### Problem:
Reproduce each line of the material precisely.

========================

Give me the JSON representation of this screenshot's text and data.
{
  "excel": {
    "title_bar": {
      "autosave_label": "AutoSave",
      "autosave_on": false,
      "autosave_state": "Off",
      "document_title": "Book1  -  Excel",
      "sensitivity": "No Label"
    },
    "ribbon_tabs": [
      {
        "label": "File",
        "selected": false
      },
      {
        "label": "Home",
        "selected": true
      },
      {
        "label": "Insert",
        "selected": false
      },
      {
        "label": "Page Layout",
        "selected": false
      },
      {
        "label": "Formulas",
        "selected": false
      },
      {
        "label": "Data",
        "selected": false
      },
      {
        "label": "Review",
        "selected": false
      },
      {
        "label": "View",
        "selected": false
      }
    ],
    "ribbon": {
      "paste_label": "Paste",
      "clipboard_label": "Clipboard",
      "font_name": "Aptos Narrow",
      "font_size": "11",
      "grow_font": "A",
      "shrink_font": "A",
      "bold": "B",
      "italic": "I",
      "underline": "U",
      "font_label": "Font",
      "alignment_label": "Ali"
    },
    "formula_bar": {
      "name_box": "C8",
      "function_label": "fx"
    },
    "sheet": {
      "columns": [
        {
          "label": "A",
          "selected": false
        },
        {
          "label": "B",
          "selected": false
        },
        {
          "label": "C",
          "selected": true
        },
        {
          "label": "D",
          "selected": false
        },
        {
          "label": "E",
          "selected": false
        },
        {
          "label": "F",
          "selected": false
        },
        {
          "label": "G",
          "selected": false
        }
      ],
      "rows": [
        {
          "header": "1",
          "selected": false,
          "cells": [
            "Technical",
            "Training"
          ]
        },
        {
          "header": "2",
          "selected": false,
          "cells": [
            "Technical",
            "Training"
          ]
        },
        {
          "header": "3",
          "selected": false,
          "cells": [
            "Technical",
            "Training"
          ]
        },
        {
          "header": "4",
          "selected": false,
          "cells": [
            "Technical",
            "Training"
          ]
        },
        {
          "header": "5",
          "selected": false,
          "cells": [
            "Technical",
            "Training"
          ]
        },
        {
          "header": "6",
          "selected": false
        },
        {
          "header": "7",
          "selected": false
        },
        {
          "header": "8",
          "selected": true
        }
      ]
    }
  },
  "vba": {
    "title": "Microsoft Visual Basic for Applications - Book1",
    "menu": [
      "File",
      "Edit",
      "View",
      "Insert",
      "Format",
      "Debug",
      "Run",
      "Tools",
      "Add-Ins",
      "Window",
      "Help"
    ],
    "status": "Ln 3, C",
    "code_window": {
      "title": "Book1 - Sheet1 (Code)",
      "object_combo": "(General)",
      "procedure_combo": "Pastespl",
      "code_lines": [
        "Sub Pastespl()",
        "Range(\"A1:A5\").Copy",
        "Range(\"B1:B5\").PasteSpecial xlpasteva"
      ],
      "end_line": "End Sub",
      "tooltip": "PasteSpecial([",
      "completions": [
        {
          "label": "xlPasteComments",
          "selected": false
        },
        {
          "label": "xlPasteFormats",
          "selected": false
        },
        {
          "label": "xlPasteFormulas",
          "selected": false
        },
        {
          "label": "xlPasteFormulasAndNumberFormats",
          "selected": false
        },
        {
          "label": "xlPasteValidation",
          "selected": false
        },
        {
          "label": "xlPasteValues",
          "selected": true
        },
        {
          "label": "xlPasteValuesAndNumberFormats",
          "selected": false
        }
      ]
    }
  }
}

========================

### Written solution:
Give me the JSON representation of this screenshot's text and data.
{
  "excel": {
    "title_bar": {
      "autosave_label": "AutoSave",
      "autosave_on": false,
      "autosave_state": "Off",
      "document_title": "Book1  -  Excel",
      "sensitivity": "No Label"
    },
    "ribbon_tabs": [
      {
        "label": "File",
        "selected": false
      },
      {
        "label": "Home",
        "selected": true
      },
      {
        "label": "Insert",
        "selected": false
      },
      {
        "label": "Page Layout",
        "selected": false
      },
      {
        "label": "Formulas",
        "selected": false
      },
      {
        "label": "Data",
        "selected": false
      },
      {
        "label": "Review",
        "selected": false
      },
      {
        "label": "View",
        "selected": false
      }
    ],
    "ribbon": {
      "paste_label": "Paste",
      "clipboard_label": "Clipboard",
      "font_name": "Aptos Narrow",
      "font_size": "11",
      "grow_font": "A",
      "shrink_font": "A",
      "bold": "B",
      "italic": "I",
      "underline": "U",
      "font_label": "Font",
      "alignment_label": "Ali"
    },
    "formula_bar": {
      "name_box": "C8",
      "function_label": "fx"
    },
    "sheet": {
      "columns": [
        {
          "label": "A",
          "selected": false
        },
        {
          "label": "B",
          "selected": false
        },
        {
          "label": "C",
          "selected": true
        },
        {
          "label": "D",
          "selected": false
        },
        {
          "label": "E",
          "selected": false
        },
        {
          "label": "F",
          "selected": false
        },
        {
          "label": "G",
          "selected": false
        }
      ],
      "rows": [
        {
          "header": "1",
          "selected": false,
          "cells": [
            "Technical",
            "Training"
          ]
        },
        {
          "header": "2",
          "selected": false,
          "cells": [
            "Technical",
            "Training"
          ]
        },
        {
          "header": "3",
          "selected": false,
          "cells": [
            "Technical",
            "Training"
          ]
        },
        {
          "header": "4",
          "selected": false,
          "cells": [
            "Technical",
            "Training"
          ]
        },
        {
          "header": "5",
          "selected": false,
          "cells": [
            "Technical",
            "Training"
          ]
        },
        {
          "header": "6",
          "selected": false
        },
        {
          "header": "7",
          "selected": false
        },
        {
          "header": "8",
          "selected": true
        }
      ]
    }
  },
  "vba": {
    "title": "Microsoft Visual Basic for Applications - Book1",
    "menu": [
      "File",
      "Edit",
      "View",
      "Insert",
      "Format",
      "Debug",
      "Run",
      "Tools",
      "Add-Ins",
      "Window",
      "Help"
    ],
    "status": "Ln 3, C",
    "code_window": {
      "title": "Book1 - Sheet1 (Code)",
      "object_combo": "(General)",
      "procedure_combo": "Pastespl",
      "code_lines": [
        "Sub Pastespl()",
        "Range(\"A1:A5\").Copy",
        "Range(\"B1:B5\").PasteSpecial xlpasteva"
      ],
      "end_line": "End Sub",
      "tooltip": "PasteSpecial([",
      "completions": [
        {
          "label": "xlPasteComments",
          "selected": false
        },
        {
          "label": "xlPasteFormats",
          "selected": false
        },
        {
          "label": "xlPasteFormulas",
          "selected": false
        },
        {
          "label": "xlPasteFormulasAndNumberFormats",
          "selected": false
        },
        {
          "label": "xlPasteValidation",
          "selected": false
        },
        {
          "label": "xlPasteValues",
          "selected": true
        },
        {
          "label": "xlPasteValuesAndNumberFormats",
          "selected": false
        }
      ]
    }
  }
}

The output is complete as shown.